# START OF Provided information

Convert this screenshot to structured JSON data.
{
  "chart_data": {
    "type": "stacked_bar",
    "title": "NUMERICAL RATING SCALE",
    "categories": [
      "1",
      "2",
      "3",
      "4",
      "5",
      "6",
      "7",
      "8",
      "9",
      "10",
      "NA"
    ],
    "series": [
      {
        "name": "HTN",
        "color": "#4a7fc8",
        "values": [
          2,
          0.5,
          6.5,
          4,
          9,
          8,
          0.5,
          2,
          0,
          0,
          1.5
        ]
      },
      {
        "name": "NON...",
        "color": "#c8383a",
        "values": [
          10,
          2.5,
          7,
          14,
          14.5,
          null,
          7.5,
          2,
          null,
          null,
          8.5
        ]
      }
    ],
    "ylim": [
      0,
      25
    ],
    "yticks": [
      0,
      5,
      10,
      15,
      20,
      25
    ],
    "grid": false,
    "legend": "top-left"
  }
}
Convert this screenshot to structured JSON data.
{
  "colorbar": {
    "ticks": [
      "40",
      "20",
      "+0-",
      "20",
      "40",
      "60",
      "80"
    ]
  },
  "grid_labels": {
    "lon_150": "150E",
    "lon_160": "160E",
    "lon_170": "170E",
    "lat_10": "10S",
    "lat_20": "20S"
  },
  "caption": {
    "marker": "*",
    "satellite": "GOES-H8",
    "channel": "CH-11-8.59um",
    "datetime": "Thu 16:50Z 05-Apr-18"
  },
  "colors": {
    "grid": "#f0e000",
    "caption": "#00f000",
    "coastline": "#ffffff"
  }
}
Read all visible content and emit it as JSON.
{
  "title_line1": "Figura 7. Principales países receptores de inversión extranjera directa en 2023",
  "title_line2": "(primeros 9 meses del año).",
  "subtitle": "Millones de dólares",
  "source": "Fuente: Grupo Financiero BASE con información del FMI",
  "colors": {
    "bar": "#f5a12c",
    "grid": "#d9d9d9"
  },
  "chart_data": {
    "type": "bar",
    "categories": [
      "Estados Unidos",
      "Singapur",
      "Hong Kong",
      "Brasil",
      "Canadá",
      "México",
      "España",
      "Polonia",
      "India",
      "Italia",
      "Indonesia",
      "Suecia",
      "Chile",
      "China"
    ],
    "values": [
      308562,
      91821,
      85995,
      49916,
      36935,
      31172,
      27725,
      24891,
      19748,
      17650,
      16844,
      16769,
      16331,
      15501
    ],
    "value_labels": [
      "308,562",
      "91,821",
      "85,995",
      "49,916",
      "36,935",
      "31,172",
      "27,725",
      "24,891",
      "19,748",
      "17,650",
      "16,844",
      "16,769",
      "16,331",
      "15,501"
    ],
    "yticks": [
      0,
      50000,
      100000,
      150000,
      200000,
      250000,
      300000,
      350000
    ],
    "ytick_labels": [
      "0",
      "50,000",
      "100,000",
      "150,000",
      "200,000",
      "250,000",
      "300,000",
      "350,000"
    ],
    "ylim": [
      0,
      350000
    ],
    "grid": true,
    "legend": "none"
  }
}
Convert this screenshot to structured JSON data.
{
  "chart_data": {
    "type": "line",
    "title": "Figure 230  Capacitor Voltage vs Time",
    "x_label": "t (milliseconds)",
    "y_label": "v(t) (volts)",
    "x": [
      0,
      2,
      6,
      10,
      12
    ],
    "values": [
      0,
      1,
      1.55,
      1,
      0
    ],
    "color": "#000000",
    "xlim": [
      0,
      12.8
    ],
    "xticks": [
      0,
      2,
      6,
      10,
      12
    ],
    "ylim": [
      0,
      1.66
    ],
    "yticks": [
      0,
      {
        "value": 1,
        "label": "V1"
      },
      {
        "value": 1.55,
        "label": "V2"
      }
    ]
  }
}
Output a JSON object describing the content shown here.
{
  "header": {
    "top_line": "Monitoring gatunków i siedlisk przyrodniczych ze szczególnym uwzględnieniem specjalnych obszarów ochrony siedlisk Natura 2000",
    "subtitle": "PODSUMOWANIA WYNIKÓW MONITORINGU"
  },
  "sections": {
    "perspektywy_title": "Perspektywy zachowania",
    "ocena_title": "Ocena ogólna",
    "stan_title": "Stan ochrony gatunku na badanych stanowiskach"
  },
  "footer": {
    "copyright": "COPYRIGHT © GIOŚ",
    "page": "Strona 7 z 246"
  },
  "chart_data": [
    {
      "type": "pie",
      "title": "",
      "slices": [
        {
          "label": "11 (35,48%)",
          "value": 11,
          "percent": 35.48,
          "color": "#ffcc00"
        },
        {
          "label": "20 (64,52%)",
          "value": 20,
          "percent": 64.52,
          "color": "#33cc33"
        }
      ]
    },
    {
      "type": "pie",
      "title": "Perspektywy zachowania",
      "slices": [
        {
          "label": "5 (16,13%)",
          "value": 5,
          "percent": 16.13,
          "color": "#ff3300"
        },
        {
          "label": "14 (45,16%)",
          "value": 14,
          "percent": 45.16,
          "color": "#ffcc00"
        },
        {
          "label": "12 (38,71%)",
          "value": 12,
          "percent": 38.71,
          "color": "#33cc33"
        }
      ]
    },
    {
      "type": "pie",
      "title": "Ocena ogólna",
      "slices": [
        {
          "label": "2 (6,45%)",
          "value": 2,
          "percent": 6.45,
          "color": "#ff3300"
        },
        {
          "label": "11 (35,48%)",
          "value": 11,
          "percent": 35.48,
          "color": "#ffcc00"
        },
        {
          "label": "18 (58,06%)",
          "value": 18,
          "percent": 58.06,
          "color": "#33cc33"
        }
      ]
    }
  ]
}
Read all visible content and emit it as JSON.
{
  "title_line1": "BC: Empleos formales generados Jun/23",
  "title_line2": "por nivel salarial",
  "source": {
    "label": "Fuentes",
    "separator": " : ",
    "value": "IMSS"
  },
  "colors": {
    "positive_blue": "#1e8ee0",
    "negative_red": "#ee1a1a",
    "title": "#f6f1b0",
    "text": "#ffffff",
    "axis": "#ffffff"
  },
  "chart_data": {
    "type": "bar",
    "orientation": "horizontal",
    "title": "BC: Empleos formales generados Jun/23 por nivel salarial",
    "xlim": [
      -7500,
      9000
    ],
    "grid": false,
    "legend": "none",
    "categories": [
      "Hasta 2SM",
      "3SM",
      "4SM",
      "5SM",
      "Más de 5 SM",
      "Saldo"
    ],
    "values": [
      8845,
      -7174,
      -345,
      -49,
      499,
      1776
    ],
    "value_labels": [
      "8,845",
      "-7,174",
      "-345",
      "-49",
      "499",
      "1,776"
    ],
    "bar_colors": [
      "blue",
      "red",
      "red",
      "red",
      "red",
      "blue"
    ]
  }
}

# END OF Provided information

Work to complete - Retype the data exactly as given.

Written reply -
Convert this screenshot to structured JSON data.
{
  "chart_data": {
    "type": "stacked_bar",
    "title": "NUMERICAL RATING SCALE",
    "categories": [
      "1",
      "2",
      "3",
      "4",
      "5",
      "6",
      "7",
      "8",
      "9",
      "10",
      "NA"
    ],
    "series": [
      {
        "name": "HTN",
        "color": "#4a7fc8",
        "values": [
          2,
          0.5,
          6.5,
          4,
          9,
          8,
          0.5,
          2,
          0,
          0,
          1.5
        ]
      },
      {
        "name": "NON...",
        "color": "#c8383a",
        "values": [
          10,
          2.5,
          7,
          14,
          14.5,
          null,
          7.5,
          2,
          null,
          null,
          8.5
        ]
      }
    ],
    "ylim": [
      0,
      25
    ],
    "yticks": [
      0,
      5,
      10,
      15,
      20,
      25
    ],
    "grid": false,
    "legend": "top-left"
  }
}
Convert this screenshot to structured JSON data.
{
  "colorbar": {
    "ticks": [
      "40",
      "20",
      "+0-",
      "20",
      "40",
      "60",
      "80"
    ]
  },
  "grid_labels": {
    "lon_150": "150E",
    "lon_160": "160E",
    "lon_170": "170E",
    "lat_10": "10S",
    "lat_20": "20S"
  },
  "caption": {
    "marker": "*",
    "satellite": "GOES-H8",
    "channel": "CH-11-8.59um",
    "datetime": "Thu 16:50Z 05-Apr-18"
  },
  "colors": {
    "grid": "#f0e000",
    "caption": "#00f000",
    "coastline": "#ffffff"
  }
}
Read all visible content and emit it as JSON.
{
  "title_line1": "Figura 7. Principales países receptores de inversión extranjera directa en 2023",
  "title_line2": "(primeros 9 meses del año).",
  "subtitle": "Millones de dólares",
  "source": "Fuente: Grupo Financiero BASE con información del FMI",
  "colors": {
    "bar": "#f5a12c",
    "grid": "#d9d9d9"
  },
  "chart_data": {
    "type": "bar",
    "categories": [
      "Estados Unidos",
      "Singapur",
      "Hong Kong",
      "Brasil",
      "Canadá",
      "México",
      "España",
      "Polonia",
      "India",
      "Italia",
      "Indonesia",
      "Suecia",
      "Chile",
      "China"
    ],
    "values": [
      308562,
      91821,
      85995,
      49916,
      36935,
      31172,
      27725,
      24891,
      19748,
      17650,
      16844,
      16769,
      16331,
      15501
    ],
    "value_labels": [
      "308,562",
      "91,821",
      "85,995",
      "49,916",
      "36,935",
      "31,172",
      "27,725",
      "24,891",
      "19,748",
      "17,650",
      "16,844",
      "16,769",
      "16,331",
      "15,501"
    ],
    "yticks": [
      0,
      50000,
      100000,
      150000,
      200000,
      250000,
      300000,
      350000
    ],
    "ytick_labels": [
      "0",
      "50,000",
      "100,000",
      "150,000",
      "200,000",
      "250,000",
      "300,000",
      "350,000"
    ],
    "ylim": [
      0,
      350000
    ],
    "grid": true,
    "legend": "none"
  }
}
Convert this screenshot to structured JSON data.
{
  "chart_data": {
    "type": "line",
    "title": "Figure 230  Capacitor Voltage vs Time",
    "x_label": "t (milliseconds)",
    "y_label": "v(t) (volts)",
    "x": [
      0,
      2,
      6,
      10,
      12
    ],
    "values": [
      0,
      1,
      1.55,
      1,
      0
    ],
    "color": "#000000",
    "xlim": [
      0,
      12.8
    ],
    "xticks": [
      0,
      2,
      6,
      10,
      12
    ],
    "ylim": [
      0,
      1.66
    ],
    "yticks": [
      0,
      {
        "value": 1,
        "label": "V1"
      },
      {
        "value": 1.55,
        "label": "V2"
      }
    ]
  }
}
Output a JSON object describing the content shown here.
{
  "header": {
    "top_line": "Monitoring gatunków i siedlisk przyrodniczych ze szczególnym uwzględnieniem specjalnych obszarów ochrony siedlisk Natura 2000",
    "subtitle": "PODSUMOWANIA WYNIKÓW MONITORINGU"
  },
  "sections": {
    "perspektywy_title": "Perspektywy zachowania",
    "ocena_title": "Ocena ogólna",
    "stan_title": "Stan ochrony gatunku na badanych stanowiskach"
  },
  "footer": {
    "copyright": "COPYRIGHT © GIOŚ",
    "page": "Strona 7 z 246"
  },
  "chart_data": [
    {
      "type": "pie",
      "title": "",
      "slices": [
        {
          "label": "11 (35,48%)",
          "value": 11,
          "percent": 35.48,
          "color": "#ffcc00"
        },
        {
          "label": "20 (64,52%)",
          "value": 20,
          "percent": 64.52,
          "color": "#33cc33"
        }
      ]
    },
    {
      "type": "pie",
      "title": "Perspektywy zachowania",
      "slices": [
        {
          "label": "5 (16,13%)",
          "value": 5,
          "percent": 16.13,
          "color": "#ff3300"
        },
        {
          "label": "14 (45,16%)",
          "value": 14,
          "percent": 45.16,
          "color": "#ffcc00"
        },
        {
          "label": "12 (38,71%)",
          "value": 12,
          "percent": 38.71,
          "color": "#33cc33"
        }
      ]
    },
    {
      "type": "pie",
      "title": "Ocena ogólna",
      "slices": [
        {
          "label": "2 (6,45%)",
          "value": 2,
          "percent": 6.45,
          "color": "#ff3300"
        },
        {
          "label": "11 (35,48%)",
          "value": 11,
          "percent": 35.48,
          "color": "#ffcc00"
        },
        {
          "label": "18 (58,06%)",
          "value": 18,
          "percent": 58.06,
          "color": "#33cc33"
        }
      ]
    }
  ]
}
Read all visible content and emit it as JSON.
{
  "title_line1": "BC: Empleos formales generados Jun/23",
  "title_line2": "por nivel salarial",
  "source": {
    "label": "Fuentes",
    "separator": " : ",
    "value": "IMSS"
  },
  "colors": {
    "positive_blue": "#1e8ee0",
    "negative_red": "#ee1a1a",
    "title": "#f6f1b0",
    "text": "#ffffff",
    "axis": "#ffffff"
  },
  "chart_data": {
    "type": "bar",
    "orientation": "horizontal",
    "title": "BC: Empleos formales generados Jun/23 por nivel salarial",
    "xlim": [
      -7500,
      9000
    ],
    "grid": false,
    "legend": "none",
    "categories": [
      "Hasta 2SM",
      "3SM",
      "4SM",
      "5SM",
      "Más de 5 SM",
      "Saldo"
    ],
    "values": [
      8845,
      -7174,
      -345,
      -49,
      499,
      1776
    ],
    "value_labels": [
      "8,845",
      "-7,174",
      "-345",
      "-49",
      "499",
      "1,776"
    ],
    "bar_colors": [
      "blue",
      "red",
      "red",
      "red",
      "red",
      "blue"
    ]
  }
}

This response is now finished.